Problem: Look at the entries below and reproduce them exactly.

Excerpted records:
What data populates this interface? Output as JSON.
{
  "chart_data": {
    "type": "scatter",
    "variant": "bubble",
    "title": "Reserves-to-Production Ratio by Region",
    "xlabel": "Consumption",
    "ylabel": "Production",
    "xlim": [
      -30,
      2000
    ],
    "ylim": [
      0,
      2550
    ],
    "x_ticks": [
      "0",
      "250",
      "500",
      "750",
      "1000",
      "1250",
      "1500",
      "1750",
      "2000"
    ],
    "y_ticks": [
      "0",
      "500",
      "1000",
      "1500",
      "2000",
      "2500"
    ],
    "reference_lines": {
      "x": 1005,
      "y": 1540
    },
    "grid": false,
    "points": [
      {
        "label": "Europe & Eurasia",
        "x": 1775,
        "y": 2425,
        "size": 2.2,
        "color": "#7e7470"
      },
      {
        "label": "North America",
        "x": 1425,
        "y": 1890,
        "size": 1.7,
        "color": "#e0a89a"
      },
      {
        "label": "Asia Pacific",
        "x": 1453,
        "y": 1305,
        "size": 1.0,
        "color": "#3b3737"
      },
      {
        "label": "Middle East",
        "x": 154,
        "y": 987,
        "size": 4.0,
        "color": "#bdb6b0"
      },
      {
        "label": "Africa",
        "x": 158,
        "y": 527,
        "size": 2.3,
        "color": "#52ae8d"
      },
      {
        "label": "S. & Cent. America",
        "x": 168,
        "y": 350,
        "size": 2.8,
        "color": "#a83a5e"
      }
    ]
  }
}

The answer:
What data populates this interface? Output as JSON.
{
  "chart_data": {
    "type": "scatter",
    "variant": "bubble",
    "title": "Reserves-to-Production Ratio by Region",
    "xlabel": "Consumption",
    "ylabel": "Production",
    "xlim": [
      -30,
      2000
    ],
    "ylim": [
      0,
      2550
    ],
    "x_ticks": [
      "0",
      "250",
      "500",
      "750",
      "1000",
      "1250",
      "1500",
      "1750",
      "2000"
    ],
    "y_ticks": [
      "0",
      "500",
      "1000",
      "1500",
      "2000",
      "2500"
    ],
    "reference_lines": {
      "x": 1005,
      "y": 1540
    },
    "grid": false,
    "points": [
      {
        "label": "Europe & Eurasia",
        "x": 1775,
        "y": 2425,
        "size": 2.2,
        "color": "#7e7470"
      },
      {
        "label": "North America",
        "x": 1425,
        "y": 1890,
        "size": 1.7,
        "color": "#e0a89a"
      },
      {
        "label": "Asia Pacific",
        "x": 1453,
        "y": 1305,
        "size": 1.0,
        "color": "#3b3737"
      },
      {
        "label": "Middle East",
        "x": 154,
        "y": 987,
        "size": 4.0,
        "color": "#bdb6b0"
      },
      {
        "label": "Africa",
        "x": 158,
        "y": 527,
        "size": 2.3,
        "color": "#52ae8d"
      },
      {
        "label": "S. & Cent. America",
        "x": 168,
        "y": 350,
        "size": 2.8,
        "color": "#a83a5e"
      }
    ]
  }
}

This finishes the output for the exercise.